* _What is asked_
Copy each line of the listing below exactly.
-- Start of Input --
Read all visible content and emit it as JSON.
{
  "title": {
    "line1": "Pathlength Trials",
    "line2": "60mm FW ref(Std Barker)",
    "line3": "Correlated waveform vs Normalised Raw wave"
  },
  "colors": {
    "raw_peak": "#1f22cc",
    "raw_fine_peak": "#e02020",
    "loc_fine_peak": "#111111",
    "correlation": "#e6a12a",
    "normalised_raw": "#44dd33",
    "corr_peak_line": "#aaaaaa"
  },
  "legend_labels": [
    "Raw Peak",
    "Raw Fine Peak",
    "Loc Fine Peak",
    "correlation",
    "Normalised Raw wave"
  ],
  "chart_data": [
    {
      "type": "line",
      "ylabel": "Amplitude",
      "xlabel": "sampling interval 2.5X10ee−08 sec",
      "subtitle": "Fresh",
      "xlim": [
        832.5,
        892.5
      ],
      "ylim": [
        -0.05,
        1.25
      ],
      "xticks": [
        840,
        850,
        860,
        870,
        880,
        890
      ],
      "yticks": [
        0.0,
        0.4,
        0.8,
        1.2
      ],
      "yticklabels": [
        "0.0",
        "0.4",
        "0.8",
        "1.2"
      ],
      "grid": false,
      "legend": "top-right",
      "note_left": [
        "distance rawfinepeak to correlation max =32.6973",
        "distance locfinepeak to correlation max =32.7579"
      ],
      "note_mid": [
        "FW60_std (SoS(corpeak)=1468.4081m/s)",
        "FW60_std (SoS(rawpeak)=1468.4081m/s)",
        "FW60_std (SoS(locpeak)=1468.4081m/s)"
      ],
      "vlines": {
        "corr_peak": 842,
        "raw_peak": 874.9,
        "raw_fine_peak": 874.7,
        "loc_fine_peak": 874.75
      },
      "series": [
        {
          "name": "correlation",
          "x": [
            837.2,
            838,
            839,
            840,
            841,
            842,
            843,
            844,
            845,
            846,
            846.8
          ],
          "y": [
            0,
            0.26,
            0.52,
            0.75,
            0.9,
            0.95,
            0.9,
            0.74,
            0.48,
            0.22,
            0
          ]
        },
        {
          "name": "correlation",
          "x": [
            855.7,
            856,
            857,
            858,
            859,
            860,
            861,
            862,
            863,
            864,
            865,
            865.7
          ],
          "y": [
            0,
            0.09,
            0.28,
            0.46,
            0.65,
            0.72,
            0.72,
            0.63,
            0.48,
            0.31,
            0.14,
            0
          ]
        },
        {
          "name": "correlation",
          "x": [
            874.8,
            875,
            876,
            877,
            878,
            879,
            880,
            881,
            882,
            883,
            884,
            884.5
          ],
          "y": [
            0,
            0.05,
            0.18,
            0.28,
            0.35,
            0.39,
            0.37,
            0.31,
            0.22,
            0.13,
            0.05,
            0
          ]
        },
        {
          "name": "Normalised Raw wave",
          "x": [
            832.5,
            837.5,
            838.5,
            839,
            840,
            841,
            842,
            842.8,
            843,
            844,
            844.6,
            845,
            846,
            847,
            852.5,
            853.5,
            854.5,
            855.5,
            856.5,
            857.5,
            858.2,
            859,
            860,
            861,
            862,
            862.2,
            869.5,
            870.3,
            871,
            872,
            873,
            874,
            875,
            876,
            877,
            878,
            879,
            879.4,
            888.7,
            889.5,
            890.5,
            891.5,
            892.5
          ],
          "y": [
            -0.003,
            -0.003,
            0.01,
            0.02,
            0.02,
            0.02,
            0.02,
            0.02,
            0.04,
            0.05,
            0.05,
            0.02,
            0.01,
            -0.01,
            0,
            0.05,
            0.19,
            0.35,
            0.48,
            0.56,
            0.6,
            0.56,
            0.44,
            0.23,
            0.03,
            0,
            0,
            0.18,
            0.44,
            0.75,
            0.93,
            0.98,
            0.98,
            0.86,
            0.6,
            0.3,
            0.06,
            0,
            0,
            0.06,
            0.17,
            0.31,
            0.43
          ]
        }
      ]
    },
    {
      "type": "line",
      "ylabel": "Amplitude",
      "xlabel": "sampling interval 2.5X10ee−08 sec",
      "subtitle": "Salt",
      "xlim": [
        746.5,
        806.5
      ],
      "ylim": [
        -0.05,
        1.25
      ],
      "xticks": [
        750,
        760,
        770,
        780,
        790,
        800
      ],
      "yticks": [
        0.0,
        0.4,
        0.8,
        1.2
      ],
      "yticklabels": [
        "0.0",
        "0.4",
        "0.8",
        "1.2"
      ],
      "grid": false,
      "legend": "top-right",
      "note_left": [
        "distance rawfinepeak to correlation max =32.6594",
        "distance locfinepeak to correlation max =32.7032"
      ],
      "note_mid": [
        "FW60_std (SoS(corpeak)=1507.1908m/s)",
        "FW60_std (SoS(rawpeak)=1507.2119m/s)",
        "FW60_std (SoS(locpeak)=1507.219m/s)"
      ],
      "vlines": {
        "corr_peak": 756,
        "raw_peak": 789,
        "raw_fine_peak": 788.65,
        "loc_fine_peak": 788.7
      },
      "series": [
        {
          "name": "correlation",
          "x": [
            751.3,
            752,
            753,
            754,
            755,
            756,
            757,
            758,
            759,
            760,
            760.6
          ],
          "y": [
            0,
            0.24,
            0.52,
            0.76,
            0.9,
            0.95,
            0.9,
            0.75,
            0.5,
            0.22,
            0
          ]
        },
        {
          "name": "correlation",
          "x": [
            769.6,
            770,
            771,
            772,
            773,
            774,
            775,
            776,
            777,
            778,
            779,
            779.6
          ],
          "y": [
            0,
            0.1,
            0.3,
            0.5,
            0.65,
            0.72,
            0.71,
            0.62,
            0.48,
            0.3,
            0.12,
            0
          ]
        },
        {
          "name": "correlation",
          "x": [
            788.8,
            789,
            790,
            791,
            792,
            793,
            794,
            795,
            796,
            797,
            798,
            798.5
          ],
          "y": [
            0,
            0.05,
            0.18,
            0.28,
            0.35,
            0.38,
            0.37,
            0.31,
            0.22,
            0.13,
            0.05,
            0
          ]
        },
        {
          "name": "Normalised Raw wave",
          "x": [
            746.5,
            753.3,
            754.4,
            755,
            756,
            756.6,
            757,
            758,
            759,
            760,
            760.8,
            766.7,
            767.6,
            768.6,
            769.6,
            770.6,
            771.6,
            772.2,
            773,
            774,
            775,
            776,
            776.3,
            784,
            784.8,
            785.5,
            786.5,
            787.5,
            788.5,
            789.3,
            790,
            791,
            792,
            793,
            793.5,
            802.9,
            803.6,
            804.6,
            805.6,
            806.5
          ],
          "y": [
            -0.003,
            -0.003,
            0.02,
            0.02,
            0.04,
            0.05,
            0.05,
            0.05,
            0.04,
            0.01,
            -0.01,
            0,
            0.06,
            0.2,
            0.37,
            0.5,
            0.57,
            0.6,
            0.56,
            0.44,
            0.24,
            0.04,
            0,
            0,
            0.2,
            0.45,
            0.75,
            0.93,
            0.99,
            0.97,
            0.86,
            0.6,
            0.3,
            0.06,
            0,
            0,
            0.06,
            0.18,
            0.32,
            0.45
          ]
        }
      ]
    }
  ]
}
-- End of Input --
* _Response to the task_
Read all visible content and emit it as JSON.
{
  "title": {
    "line1": "Pathlength Trials",
    "line2": "60mm FW ref(Std Barker)",
    "line3": "Correlated waveform vs Normalised Raw wave"
  },
  "colors": {
    "raw_peak": "#1f22cc",
    "raw_fine_peak": "#e02020",
    "loc_fine_peak": "#111111",
    "correlation": "#e6a12a",
    "normalised_raw": "#44dd33",
    "corr_peak_line": "#aaaaaa"
  },
  "legend_labels": [
    "Raw Peak",
    "Raw Fine Peak",
    "Loc Fine Peak",
    "correlation",
    "Normalised Raw wave"
  ],
  "chart_data": [
    {
      "type": "line",
      "ylabel": "Amplitude",
      "xlabel": "sampling interval 2.5X10ee−08 sec",
      "subtitle": "Fresh",
      "xlim": [
        832.5,
        892.5
      ],
      "ylim": [
        -0.05,
        1.25
      ],
      "xticks": [
        840,
        850,
        860,
        870,
        880,
        890
      ],
      "yticks": [
        0.0,
        0.4,
        0.8,
        1.2
      ],
      "yticklabels": [
        "0.0",
        "0.4",
        "0.8",
        "1.2"
      ],
      "grid": false,
      "legend": "top-right",
      "note_left": [
        "distance rawfinepeak to correlation max =32.6973",
        "distance locfinepeak to correlation max =32.7579"
      ],
      "note_mid": [
        "FW60_std (SoS(corpeak)=1468.4081m/s)",
        "FW60_std (SoS(rawpeak)=1468.4081m/s)",
        "FW60_std (SoS(locpeak)=1468.4081m/s)"
      ],
      "vlines": {
        "corr_peak": 842,
        "raw_peak": 874.9,
        "raw_fine_peak": 874.7,
        "loc_fine_peak": 874.75
      },
      "series": [
        {
          "name": "correlation",
          "x": [
            837.2,
            838,
            839,
            840,
            841,
            842,
            843,
            844,
            845,
            846,
            846.8
          ],
          "y": [
            0,
            0.26,
            0.52,
            0.75,
            0.9,
            0.95,
            0.9,
            0.74,
            0.48,
            0.22,
            0
          ]
        },
        {
          "name": "correlation",
          "x": [
            855.7,
            856,
            857,
            858,
            859,
            860,
            861,
            862,
            863,
            864,
            865,
            865.7
          ],
          "y": [
            0,
            0.09,
            0.28,
            0.46,
            0.65,
            0.72,
            0.72,
            0.63,
            0.48,
            0.31,
            0.14,
            0
          ]
        },
        {
          "name": "correlation",
          "x": [
            874.8,
            875,
            876,
            877,
            878,
            879,
            880,
            881,
            882,
            883,
            884,
            884.5
          ],
          "y": [
            0,
            0.05,
            0.18,
            0.28,
            0.35,
            0.39,
            0.37,
            0.31,
            0.22,
            0.13,
            0.05,
            0
          ]
        },
        {
          "name": "Normalised Raw wave",
          "x": [
            832.5,
            837.5,
            838.5,
            839,
            840,
            841,
            842,
            842.8,
            843,
            844,
            844.6,
            845,
            846,
            847,
            852.5,
            853.5,
            854.5,
            855.5,
            856.5,
            857.5,
            858.2,
            859,
            860,
            861,
            862,
            862.2,
            869.5,
            870.3,
            871,
            872,
            873,
            874,
            875,
            876,
            877,
            878,
            879,
            879.4,
            888.7,
            889.5,
            890.5,
            891.5,
            892.5
          ],
          "y": [
            -0.003,
            -0.003,
            0.01,
            0.02,
            0.02,
            0.02,
            0.02,
            0.02,
            0.04,
            0.05,
            0.05,
            0.02,
            0.01,
            -0.01,
            0,
            0.05,
            0.19,
            0.35,
            0.48,
            0.56,
            0.6,
            0.56,
            0.44,
            0.23,
            0.03,
            0,
            0,
            0.18,
            0.44,
            0.75,
            0.93,
            0.98,
            0.98,
            0.86,
            0.6,
            0.3,
            0.06,
            0,
            0,
            0.06,
            0.17,
            0.31,
            0.43
          ]
        }
      ]
    },
    {
      "type": "line",
      "ylabel": "Amplitude",
      "xlabel": "sampling interval 2.5X10ee−08 sec",
      "subtitle": "Salt",
      "xlim": [
        746.5,
        806.5
      ],
      "ylim": [
        -0.05,
        1.25
      ],
      "xticks": [
        750,
        760,
        770,
        780,
        790,
        800
      ],
      "yticks": [
        0.0,
        0.4,
        0.8,
        1.2
      ],
      "yticklabels": [
        "0.0",
        "0.4",
        "0.8",
        "1.2"
      ],
      "grid": false,
      "legend": "top-right",
      "note_left": [
        "distance rawfinepeak to correlation max =32.6594",
        "distance locfinepeak to correlation max =32.7032"
      ],
      "note_mid": [
        "FW60_std (SoS(corpeak)=1507.1908m/s)",
        "FW60_std (SoS(rawpeak)=1507.2119m/s)",
        "FW60_std (SoS(locpeak)=1507.219m/s)"
      ],
      "vlines": {
        "corr_peak": 756,
        "raw_peak": 789,
        "raw_fine_peak": 788.65,
        "loc_fine_peak": 788.7
      },
      "series": [
        {
          "name": "correlation",
          "x": [
            751.3,
            752,
            753,
            754,
            755,
            756,
            757,
            758,
            759,
            760,
            760.6
          ],
          "y": [
            0,
            0.24,
            0.52,
            0.76,
            0.9,
            0.95,
            0.9,
            0.75,
            0.5,
            0.22,
            0
          ]
        },
        {
          "name": "correlation",
          "x": [
            769.6,
            770,
            771,
            772,
            773,
            774,
            775,
            776,
            777,
            778,
            779,
            779.6
          ],
          "y": [
            0,
            0.1,
            0.3,
            0.5,
            0.65,
            0.72,
            0.71,
            0.62,
            0.48,
            0.3,
            0.12,
            0
          ]
        },
        {
          "name": "correlation",
          "x": [
            788.8,
            789,
            790,
            791,
            792,
            793,
            794,
            795,
            796,
            797,
            798,
            798.5
          ],
          "y": [
            0,
            0.05,
            0.18,
            0.28,
            0.35,
            0.38,
            0.37,
            0.31,
            0.22,
            0.13,
            0.05,
            0
          ]
        },
        {
          "name": "Normalised Raw wave",
          "x": [
            746.5,
            753.3,
            754.4,
            755,
            756,
            756.6,
            757,
            758,
            759,
            760,
            760.8,
            766.7,
            767.6,
            768.6,
            769.6,
            770.6,
            771.6,
            772.2,
            773,
            774,
            775,
            776,
            776.3,
            784,
            784.8,
            785.5,
            786.5,
            787.5,
            788.5,
            789.3,
            790,
            791,
            792,
            793,
            793.5,
            802.9,
            803.6,
            804.6,
            805.6,
            806.5
          ],
          "y": [
            -0.003,
            -0.003,
            0.02,
            0.02,
            0.04,
            0.05,
            0.05,
            0.05,
            0.04,
            0.01,
            -0.01,
            0,
            0.06,
            0.2,
            0.37,
            0.5,
            0.57,
            0.6,
            0.56,
            0.44,
            0.24,
            0.04,
            0,
            0,
            0.2,
            0.45,
            0.75,
            0.93,
            0.99,
            0.97,
            0.86,
            0.6,
            0.3,
            0.06,
            0,
            0,
            0.06,
            0.18,
            0.32,
            0.45
          ]
        }
      ]
    }
  ]
}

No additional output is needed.